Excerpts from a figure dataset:
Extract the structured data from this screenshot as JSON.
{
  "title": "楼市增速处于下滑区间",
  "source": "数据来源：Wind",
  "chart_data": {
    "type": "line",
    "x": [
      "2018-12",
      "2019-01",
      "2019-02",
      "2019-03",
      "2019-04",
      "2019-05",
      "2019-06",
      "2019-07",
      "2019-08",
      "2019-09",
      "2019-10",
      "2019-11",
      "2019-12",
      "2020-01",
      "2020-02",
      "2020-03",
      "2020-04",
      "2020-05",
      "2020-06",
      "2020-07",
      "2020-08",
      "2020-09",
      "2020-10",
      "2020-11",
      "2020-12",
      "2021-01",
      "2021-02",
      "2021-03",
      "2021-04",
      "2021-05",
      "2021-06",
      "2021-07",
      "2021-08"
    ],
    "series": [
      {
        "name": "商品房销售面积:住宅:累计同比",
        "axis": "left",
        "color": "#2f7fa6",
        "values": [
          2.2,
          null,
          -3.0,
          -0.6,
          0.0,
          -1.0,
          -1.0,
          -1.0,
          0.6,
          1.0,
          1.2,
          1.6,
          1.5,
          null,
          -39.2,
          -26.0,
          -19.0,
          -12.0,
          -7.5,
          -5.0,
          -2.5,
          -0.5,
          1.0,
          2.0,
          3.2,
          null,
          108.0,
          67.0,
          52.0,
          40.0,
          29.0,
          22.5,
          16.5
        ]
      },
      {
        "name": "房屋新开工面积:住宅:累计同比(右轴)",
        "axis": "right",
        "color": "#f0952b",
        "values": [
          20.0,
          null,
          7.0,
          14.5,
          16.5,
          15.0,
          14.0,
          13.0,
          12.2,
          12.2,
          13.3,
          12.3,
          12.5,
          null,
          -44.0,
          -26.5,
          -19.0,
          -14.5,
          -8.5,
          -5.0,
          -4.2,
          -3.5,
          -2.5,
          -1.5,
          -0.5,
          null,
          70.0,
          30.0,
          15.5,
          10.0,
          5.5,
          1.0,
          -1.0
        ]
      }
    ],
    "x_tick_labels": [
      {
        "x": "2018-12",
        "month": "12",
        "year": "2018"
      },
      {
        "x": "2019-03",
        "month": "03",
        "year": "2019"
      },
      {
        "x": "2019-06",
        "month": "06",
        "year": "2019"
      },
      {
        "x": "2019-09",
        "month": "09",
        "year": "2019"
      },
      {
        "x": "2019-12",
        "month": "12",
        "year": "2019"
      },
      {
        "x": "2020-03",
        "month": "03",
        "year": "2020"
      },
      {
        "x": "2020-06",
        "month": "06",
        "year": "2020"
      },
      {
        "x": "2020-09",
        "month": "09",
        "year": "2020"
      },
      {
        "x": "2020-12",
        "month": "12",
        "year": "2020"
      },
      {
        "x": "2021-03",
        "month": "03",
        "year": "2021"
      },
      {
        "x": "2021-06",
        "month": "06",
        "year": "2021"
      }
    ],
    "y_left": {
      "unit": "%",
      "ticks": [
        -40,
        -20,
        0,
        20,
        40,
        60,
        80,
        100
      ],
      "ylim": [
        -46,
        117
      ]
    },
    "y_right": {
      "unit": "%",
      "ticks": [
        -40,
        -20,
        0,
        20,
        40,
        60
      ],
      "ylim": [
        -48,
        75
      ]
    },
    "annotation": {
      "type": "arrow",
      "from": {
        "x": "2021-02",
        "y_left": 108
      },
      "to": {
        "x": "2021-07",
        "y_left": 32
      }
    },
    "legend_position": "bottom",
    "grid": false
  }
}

# Exercise:
Pull out each record as written and restate it exactly.

# Answer for the task:
Extract the structured data from this screenshot as JSON.
{
  "title": "楼市增速处于下滑区间",
  "source": "数据来源：Wind",
  "chart_data": {
    "type": "line",
    "x": [
      "2018-12",
      "2019-01",
      "2019-02",
      "2019-03",
      "2019-04",
      "2019-05",
      "2019-06",
      "2019-07",
      "2019-08",
      "2019-09",
      "2019-10",
      "2019-11",
      "2019-12",
      "2020-01",
      "2020-02",
      "2020-03",
      "2020-04",
      "2020-05",
      "2020-06",
      "2020-07",
      "2020-08",
      "2020-09",
      "2020-10",
      "2020-11",
      "2020-12",
      "2021-01",
      "2021-02",
      "2021-03",
      "2021-04",
      "2021-05",
      "2021-06",
      "2021-07",
      "2021-08"
    ],
    "series": [
      {
        "name": "商品房销售面积:住宅:累计同比",
        "axis": "left",
        "color": "#2f7fa6",
        "values": [
          2.2,
          null,
          -3.0,
          -0.6,
          0.0,
          -1.0,
          -1.0,
          -1.0,
          0.6,
          1.0,
          1.2,
          1.6,
          1.5,
          null,
          -39.2,
          -26.0,
          -19.0,
          -12.0,
          -7.5,
          -5.0,
          -2.5,
          -0.5,
          1.0,
          2.0,
          3.2,
          null,
          108.0,
          67.0,
          52.0,
          40.0,
          29.0,
          22.5,
          16.5
        ]
      },
      {
        "name": "房屋新开工面积:住宅:累计同比(右轴)",
        "axis": "right",
        "color": "#f0952b",
        "values": [
          20.0,
          null,
          7.0,
          14.5,
          16.5,
          15.0,
          14.0,
          13.0,
          12.2,
          12.2,
          13.3,
          12.3,
          12.5,
          null,
          -44.0,
          -26.5,
          -19.0,
          -14.5,
          -8.5,
          -5.0,
          -4.2,
          -3.5,
          -2.5,
          -1.5,
          -0.5,
          null,
          70.0,
          30.0,
          15.5,
          10.0,
          5.5,
          1.0,
          -1.0
        ]
      }
    ],
    "x_tick_labels": [
      {
        "x": "2018-12",
        "month": "12",
        "year": "2018"
      },
      {
        "x": "2019-03",
        "month": "03",
        "year": "2019"
      },
      {
        "x": "2019-06",
        "month": "06",
        "year": "2019"
      },
      {
        "x": "2019-09",
        "month": "09",
        "year": "2019"
      },
      {
        "x": "2019-12",
        "month": "12",
        "year": "2019"
      },
      {
        "x": "2020-03",
        "month": "03",
        "year": "2020"
      },
      {
        "x": "2020-06",
        "month": "06",
        "year": "2020"
      },
      {
        "x": "2020-09",
        "month": "09",
        "year": "2020"
      },
      {
        "x": "2020-12",
        "month": "12",
        "year": "2020"
      },
      {
        "x": "2021-03",
        "month": "03",
        "year": "2021"
      },
      {
        "x": "2021-06",
        "month": "06",
        "year": "2021"
      }
    ],
    "y_left": {
      "unit": "%",
      "ticks": [
        -40,
        -20,
        0,
        20,
        40,
        60,
        80,
        100
      ],
      "ylim": [
        -46,
        117
      ]
    },
    "y_right": {
      "unit": "%",
      "ticks": [
        -40,
        -20,
        0,
        20,
        40,
        60
      ],
      "ylim": [
        -48,
        75
      ]
    },
    "annotation": {
      "type": "arrow",
      "from": {
        "x": "2021-02",
        "y_left": 108
      },
      "to": {
        "x": "2021-07",
        "y_left": 32
      }
    },
    "legend_position": "bottom",
    "grid": false
  }
}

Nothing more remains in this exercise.